• [PROBLEM STATEMENT] Lines holding the string "name" are the ones to copy; find them all in the data.

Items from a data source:
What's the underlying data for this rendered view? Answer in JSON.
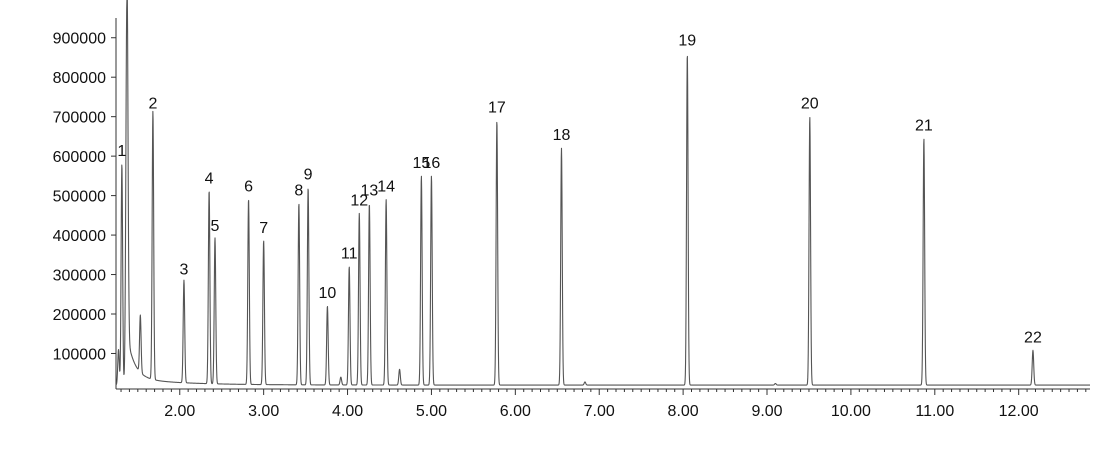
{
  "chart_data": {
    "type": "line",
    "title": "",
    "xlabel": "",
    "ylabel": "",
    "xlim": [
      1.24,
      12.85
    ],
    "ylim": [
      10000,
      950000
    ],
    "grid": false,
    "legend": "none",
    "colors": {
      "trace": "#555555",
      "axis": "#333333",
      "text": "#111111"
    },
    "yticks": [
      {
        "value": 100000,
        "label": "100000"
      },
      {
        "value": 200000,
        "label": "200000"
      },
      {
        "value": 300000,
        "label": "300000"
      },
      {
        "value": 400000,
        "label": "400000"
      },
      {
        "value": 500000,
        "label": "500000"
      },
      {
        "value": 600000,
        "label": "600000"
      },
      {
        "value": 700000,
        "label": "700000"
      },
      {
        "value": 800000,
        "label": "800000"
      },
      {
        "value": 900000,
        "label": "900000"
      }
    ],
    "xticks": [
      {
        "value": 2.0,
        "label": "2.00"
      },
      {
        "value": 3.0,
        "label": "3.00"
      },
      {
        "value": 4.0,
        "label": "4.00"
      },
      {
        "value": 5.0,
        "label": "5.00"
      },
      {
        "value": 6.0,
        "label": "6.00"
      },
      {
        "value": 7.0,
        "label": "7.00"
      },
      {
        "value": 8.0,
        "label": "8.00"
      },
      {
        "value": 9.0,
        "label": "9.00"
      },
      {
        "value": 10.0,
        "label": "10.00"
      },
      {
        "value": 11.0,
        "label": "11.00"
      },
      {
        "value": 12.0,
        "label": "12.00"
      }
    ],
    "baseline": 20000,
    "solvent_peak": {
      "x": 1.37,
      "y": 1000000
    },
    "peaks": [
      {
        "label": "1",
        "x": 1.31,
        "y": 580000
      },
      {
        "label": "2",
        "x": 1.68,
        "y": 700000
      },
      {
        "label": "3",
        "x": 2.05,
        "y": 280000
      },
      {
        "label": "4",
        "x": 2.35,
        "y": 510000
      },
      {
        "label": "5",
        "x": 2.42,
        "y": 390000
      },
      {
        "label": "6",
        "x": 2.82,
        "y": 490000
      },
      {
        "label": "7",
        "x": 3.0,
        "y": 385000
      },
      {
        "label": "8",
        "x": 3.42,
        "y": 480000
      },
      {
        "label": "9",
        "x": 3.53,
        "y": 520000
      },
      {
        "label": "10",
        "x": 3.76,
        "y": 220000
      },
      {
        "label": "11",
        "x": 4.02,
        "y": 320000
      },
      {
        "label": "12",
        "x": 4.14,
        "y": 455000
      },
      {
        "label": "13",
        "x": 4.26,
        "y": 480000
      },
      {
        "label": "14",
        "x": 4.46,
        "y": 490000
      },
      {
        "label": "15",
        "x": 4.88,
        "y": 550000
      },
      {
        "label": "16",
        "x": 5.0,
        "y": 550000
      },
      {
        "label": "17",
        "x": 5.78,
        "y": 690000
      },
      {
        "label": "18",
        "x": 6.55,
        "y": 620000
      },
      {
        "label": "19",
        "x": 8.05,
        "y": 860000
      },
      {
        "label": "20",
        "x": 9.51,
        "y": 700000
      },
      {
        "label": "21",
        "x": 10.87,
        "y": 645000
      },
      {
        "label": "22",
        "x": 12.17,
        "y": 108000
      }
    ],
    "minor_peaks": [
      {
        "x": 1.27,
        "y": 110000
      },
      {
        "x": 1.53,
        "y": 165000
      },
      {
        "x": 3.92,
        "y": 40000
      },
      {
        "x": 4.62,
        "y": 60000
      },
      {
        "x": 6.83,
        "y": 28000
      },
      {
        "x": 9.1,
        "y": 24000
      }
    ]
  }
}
...
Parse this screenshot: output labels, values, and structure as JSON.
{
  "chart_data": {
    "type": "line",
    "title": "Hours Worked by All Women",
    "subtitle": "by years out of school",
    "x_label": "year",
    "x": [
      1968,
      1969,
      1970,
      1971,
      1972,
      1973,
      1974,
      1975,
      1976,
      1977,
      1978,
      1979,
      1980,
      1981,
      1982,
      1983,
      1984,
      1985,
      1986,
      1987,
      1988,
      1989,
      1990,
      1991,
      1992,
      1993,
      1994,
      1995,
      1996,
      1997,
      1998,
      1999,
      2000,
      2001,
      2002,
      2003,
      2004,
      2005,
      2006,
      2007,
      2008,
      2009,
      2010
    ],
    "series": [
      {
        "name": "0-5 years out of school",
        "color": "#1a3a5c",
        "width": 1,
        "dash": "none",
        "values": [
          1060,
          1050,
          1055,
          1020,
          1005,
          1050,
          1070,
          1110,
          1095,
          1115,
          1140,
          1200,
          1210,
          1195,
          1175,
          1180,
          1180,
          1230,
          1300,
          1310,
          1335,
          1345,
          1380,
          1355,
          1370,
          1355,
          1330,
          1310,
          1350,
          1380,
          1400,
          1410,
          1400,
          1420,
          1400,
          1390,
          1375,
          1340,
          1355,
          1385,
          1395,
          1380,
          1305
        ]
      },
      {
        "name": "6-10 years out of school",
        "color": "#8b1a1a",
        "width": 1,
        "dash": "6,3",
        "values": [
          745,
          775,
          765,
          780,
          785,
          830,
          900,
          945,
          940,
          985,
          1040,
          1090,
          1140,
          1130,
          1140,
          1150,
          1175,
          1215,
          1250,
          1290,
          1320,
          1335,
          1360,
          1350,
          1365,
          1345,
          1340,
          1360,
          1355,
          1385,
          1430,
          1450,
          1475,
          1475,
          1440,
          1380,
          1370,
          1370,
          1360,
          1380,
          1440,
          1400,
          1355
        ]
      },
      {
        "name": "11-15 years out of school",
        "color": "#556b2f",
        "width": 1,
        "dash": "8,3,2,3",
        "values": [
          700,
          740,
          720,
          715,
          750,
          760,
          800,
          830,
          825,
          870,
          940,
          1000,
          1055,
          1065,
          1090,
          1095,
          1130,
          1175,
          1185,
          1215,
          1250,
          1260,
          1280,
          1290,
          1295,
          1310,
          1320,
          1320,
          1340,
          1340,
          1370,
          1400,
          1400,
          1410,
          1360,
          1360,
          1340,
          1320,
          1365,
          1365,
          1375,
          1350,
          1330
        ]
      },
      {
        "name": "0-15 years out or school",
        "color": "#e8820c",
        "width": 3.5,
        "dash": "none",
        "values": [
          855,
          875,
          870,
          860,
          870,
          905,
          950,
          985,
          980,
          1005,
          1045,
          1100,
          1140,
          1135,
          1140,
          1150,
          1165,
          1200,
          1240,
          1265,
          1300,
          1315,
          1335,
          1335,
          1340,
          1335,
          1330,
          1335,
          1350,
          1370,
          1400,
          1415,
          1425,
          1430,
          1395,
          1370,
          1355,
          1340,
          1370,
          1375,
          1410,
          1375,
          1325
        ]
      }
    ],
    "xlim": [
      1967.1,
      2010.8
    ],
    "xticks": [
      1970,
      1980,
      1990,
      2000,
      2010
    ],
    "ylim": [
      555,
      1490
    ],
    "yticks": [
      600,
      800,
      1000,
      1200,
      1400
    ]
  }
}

• [RESULT]
        "name": "0-5 years out of school",
        "name": "6-10 years out of school",
        "name": "11-15 years out of school",
        "name": "0-15 years out or school",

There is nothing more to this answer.